Start Records for the task

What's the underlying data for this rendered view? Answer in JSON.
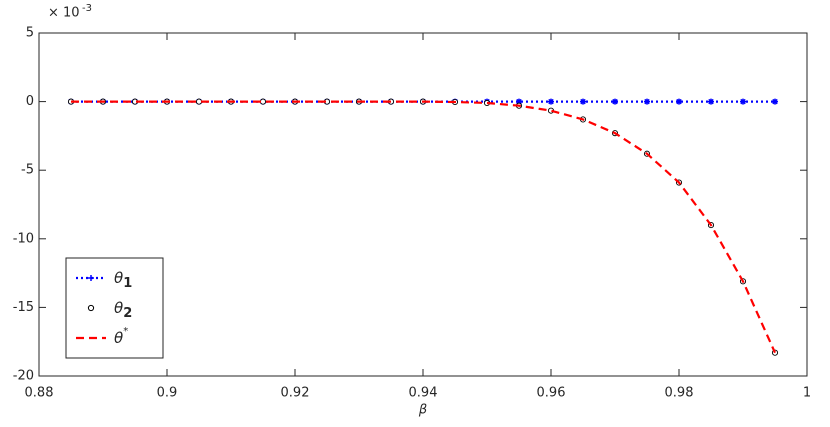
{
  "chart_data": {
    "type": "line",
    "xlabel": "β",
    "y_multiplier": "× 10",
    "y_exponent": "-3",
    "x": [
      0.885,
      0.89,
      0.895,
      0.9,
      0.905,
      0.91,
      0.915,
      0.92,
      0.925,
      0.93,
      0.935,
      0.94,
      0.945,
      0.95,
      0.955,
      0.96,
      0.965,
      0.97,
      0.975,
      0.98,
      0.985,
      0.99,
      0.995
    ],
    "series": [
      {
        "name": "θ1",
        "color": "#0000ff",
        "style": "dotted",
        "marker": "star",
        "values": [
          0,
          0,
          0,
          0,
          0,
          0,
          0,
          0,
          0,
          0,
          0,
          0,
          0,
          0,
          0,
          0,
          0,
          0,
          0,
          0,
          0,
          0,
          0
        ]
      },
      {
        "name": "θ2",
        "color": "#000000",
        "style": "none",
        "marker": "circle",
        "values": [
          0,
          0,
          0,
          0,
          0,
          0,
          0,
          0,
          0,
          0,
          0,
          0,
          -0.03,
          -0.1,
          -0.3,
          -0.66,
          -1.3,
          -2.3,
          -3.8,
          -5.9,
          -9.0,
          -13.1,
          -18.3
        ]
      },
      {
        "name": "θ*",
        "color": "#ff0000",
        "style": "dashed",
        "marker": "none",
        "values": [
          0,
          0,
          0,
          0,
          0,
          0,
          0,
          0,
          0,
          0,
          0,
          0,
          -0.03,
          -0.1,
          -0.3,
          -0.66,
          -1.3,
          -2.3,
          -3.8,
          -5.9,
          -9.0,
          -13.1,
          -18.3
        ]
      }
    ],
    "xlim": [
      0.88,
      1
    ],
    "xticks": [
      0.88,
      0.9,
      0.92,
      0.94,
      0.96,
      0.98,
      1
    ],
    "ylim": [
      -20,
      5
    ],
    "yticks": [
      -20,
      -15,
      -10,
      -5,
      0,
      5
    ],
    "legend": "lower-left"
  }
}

End Records for the task
Start Records for the task

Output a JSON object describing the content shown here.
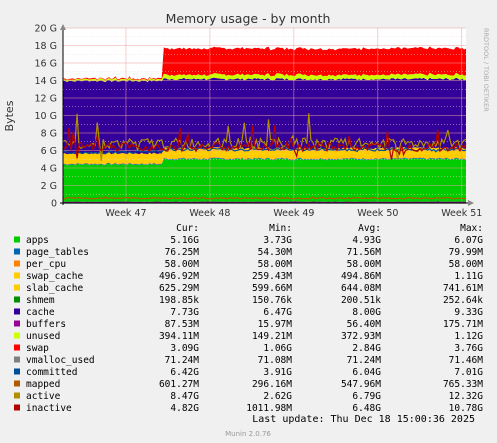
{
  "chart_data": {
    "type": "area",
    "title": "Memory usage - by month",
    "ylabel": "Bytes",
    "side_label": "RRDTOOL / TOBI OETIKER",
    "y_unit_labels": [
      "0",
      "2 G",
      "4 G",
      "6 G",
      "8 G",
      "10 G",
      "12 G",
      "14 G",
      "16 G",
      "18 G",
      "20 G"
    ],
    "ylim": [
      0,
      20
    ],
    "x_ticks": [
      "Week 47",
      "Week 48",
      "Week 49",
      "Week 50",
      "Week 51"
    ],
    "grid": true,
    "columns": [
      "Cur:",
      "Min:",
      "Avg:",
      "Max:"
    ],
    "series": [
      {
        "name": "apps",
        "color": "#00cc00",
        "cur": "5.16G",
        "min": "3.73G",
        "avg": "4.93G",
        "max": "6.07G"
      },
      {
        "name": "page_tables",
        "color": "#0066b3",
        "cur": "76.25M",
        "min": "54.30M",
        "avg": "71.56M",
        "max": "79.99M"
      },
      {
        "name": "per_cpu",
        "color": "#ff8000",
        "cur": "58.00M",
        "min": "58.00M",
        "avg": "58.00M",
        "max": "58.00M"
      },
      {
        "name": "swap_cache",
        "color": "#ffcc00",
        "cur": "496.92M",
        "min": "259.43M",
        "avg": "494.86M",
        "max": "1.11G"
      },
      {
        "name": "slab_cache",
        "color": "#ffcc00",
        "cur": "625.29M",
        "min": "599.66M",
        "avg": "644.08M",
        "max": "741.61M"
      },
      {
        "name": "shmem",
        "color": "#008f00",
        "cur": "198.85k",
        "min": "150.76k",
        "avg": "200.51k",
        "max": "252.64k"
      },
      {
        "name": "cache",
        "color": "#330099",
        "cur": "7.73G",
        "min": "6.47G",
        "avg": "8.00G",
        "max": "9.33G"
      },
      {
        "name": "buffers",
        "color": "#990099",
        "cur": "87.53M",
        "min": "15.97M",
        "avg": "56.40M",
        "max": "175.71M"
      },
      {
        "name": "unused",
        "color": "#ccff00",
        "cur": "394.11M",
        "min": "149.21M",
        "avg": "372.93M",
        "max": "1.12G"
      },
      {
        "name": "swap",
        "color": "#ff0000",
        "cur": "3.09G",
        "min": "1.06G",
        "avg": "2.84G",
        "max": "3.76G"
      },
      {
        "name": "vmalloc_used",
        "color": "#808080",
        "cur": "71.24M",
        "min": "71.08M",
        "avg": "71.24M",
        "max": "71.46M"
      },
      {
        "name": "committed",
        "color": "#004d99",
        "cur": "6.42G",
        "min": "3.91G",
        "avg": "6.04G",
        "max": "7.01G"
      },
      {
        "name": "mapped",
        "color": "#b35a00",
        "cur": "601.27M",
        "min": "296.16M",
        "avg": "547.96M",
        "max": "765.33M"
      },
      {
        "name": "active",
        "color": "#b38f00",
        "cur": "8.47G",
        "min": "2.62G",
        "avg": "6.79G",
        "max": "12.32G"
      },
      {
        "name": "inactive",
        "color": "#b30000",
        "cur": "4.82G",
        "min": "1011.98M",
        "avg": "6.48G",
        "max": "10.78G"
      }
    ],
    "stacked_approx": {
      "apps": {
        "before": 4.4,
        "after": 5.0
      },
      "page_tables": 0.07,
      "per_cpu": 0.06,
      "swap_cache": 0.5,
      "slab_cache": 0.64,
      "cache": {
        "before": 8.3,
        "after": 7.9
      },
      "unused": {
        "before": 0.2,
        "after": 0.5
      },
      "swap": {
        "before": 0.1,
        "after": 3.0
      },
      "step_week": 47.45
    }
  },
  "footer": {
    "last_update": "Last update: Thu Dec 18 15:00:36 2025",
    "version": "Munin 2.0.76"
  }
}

End Records for the task

- Requirements:
Scan the records for the string "before". Copy each line in which it appears.

- The result:
        "before": 4.4,
        "before": 8.3,
        "before": 0.2,
        "before": 0.1,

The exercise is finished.